Could you extract every entry below and reproduce it exactly?
☆ ☆ ☆ ☆ ☆ ☆ ☆
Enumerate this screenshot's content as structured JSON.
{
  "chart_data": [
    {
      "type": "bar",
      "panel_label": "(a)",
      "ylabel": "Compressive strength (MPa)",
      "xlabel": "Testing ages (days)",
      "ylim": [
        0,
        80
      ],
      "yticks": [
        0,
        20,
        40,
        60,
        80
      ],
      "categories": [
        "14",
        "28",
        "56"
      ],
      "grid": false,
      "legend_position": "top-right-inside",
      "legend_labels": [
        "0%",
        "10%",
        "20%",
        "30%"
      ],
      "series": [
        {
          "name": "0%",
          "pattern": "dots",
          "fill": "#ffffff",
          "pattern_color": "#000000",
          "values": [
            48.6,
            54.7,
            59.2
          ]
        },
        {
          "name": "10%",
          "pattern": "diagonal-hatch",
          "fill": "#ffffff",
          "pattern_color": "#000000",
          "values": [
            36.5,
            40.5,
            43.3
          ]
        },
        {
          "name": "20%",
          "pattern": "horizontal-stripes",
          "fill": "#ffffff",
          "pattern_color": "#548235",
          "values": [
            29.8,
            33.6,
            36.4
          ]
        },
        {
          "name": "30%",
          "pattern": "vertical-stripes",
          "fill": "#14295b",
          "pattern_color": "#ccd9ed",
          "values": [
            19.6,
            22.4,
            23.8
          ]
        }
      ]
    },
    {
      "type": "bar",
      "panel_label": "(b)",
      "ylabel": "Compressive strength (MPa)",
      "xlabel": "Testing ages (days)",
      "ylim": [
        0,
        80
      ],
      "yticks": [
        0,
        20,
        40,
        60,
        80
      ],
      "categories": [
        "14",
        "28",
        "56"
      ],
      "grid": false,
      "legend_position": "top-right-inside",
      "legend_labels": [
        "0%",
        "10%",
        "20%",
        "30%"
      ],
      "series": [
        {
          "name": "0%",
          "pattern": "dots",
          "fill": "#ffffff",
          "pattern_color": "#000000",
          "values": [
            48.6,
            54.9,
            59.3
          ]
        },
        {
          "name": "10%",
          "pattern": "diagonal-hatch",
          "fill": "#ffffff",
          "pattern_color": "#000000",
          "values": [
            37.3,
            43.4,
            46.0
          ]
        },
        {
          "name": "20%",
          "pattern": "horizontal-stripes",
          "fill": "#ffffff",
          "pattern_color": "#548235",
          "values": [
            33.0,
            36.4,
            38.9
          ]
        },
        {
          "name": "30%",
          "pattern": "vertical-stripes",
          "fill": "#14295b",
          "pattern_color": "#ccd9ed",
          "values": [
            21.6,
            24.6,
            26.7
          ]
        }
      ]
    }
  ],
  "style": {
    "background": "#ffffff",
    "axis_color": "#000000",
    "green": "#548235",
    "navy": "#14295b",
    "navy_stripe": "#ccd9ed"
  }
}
☆ ☆ ☆ ☆ ☆ ☆ ☆
**Result for this task:**
Enumerate this screenshot's content as structured JSON.
{
  "chart_data": [
    {
      "type": "bar",
      "panel_label": "(a)",
      "ylabel": "Compressive strength (MPa)",
      "xlabel": "Testing ages (days)",
      "ylim": [
        0,
        80
      ],
      "yticks": [
        0,
        20,
        40,
        60,
        80
      ],
      "categories": [
        "14",
        "28",
        "56"
      ],
      "grid": false,
      "legend_position": "top-right-inside",
      "legend_labels": [
        "0%",
        "10%",
        "20%",
        "30%"
      ],
      "series": [
        {
          "name": "0%",
          "pattern": "dots",
          "fill": "#ffffff",
          "pattern_color": "#000000",
          "values": [
            48.6,
            54.7,
            59.2
          ]
        },
        {
          "name": "10%",
          "pattern": "diagonal-hatch",
          "fill": "#ffffff",
          "pattern_color": "#000000",
          "values": [
            36.5,
            40.5,
            43.3
          ]
        },
        {
          "name": "20%",
          "pattern": "horizontal-stripes",
          "fill": "#ffffff",
          "pattern_color": "#548235",
          "values": [
            29.8,
            33.6,
            36.4
          ]
        },
        {
          "name": "30%",
          "pattern": "vertical-stripes",
          "fill": "#14295b",
          "pattern_color": "#ccd9ed",
          "values": [
            19.6,
            22.4,
            23.8
          ]
        }
      ]
    },
    {
      "type": "bar",
      "panel_label": "(b)",
      "ylabel": "Compressive strength (MPa)",
      "xlabel": "Testing ages (days)",
      "ylim": [
        0,
        80
      ],
      "yticks": [
        0,
        20,
        40,
        60,
        80
      ],
      "categories": [
        "14",
        "28",
        "56"
      ],
      "grid": false,
      "legend_position": "top-right-inside",
      "legend_labels": [
        "0%",
        "10%",
        "20%",
        "30%"
      ],
      "series": [
        {
          "name": "0%",
          "pattern": "dots",
          "fill": "#ffffff",
          "pattern_color": "#000000",
          "values": [
            48.6,
            54.9,
            59.3
          ]
        },
        {
          "name": "10%",
          "pattern": "diagonal-hatch",
          "fill": "#ffffff",
          "pattern_color": "#000000",
          "values": [
            37.3,
            43.4,
            46.0
          ]
        },
        {
          "name": "20%",
          "pattern": "horizontal-stripes",
          "fill": "#ffffff",
          "pattern_color": "#548235",
          "values": [
            33.0,
            36.4,
            38.9
          ]
        },
        {
          "name": "30%",
          "pattern": "vertical-stripes",
          "fill": "#14295b",
          "pattern_color": "#ccd9ed",
          "values": [
            21.6,
            24.6,
            26.7
          ]
        }
      ]
    }
  ],
  "style": {
    "background": "#ffffff",
    "axis_color": "#000000",
    "green": "#548235",
    "navy": "#14295b",
    "navy_stripe": "#ccd9ed"
  }
}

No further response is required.